Collected data:
************
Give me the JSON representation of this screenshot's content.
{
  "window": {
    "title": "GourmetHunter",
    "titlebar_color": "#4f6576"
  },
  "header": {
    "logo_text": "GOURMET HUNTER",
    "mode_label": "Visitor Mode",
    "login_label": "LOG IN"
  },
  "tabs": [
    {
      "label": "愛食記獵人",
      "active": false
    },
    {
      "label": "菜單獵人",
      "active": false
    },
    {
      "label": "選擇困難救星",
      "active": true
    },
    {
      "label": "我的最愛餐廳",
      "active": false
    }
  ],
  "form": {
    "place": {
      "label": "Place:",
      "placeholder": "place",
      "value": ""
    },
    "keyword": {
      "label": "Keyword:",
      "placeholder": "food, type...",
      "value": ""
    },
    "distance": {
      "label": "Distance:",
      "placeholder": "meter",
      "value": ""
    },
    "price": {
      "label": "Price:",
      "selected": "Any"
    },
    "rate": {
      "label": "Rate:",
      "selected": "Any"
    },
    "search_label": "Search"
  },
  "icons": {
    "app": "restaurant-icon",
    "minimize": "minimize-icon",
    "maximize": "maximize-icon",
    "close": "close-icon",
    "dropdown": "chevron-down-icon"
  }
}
************
*Exercise directions*. Copy each record from above exactly, and include every line.

*Full solution*.
Give me the JSON representation of this screenshot's content.
{
  "window": {
    "title": "GourmetHunter",
    "titlebar_color": "#4f6576"
  },
  "header": {
    "logo_text": "GOURMET HUNTER",
    "mode_label": "Visitor Mode",
    "login_label": "LOG IN"
  },
  "tabs": [
    {
      "label": "愛食記獵人",
      "active": false
    },
    {
      "label": "菜單獵人",
      "active": false
    },
    {
      "label": "選擇困難救星",
      "active": true
    },
    {
      "label": "我的最愛餐廳",
      "active": false
    }
  ],
  "form": {
    "place": {
      "label": "Place:",
      "placeholder": "place",
      "value": ""
    },
    "keyword": {
      "label": "Keyword:",
      "placeholder": "food, type...",
      "value": ""
    },
    "distance": {
      "label": "Distance:",
      "placeholder": "meter",
      "value": ""
    },
    "price": {
      "label": "Price:",
      "selected": "Any"
    },
    "rate": {
      "label": "Rate:",
      "selected": "Any"
    },
    "search_label": "Search"
  },
  "icons": {
    "app": "restaurant-icon",
    "minimize": "minimize-icon",
    "maximize": "maximize-icon",
    "close": "close-icon",
    "dropdown": "chevron-down-icon"
  }
}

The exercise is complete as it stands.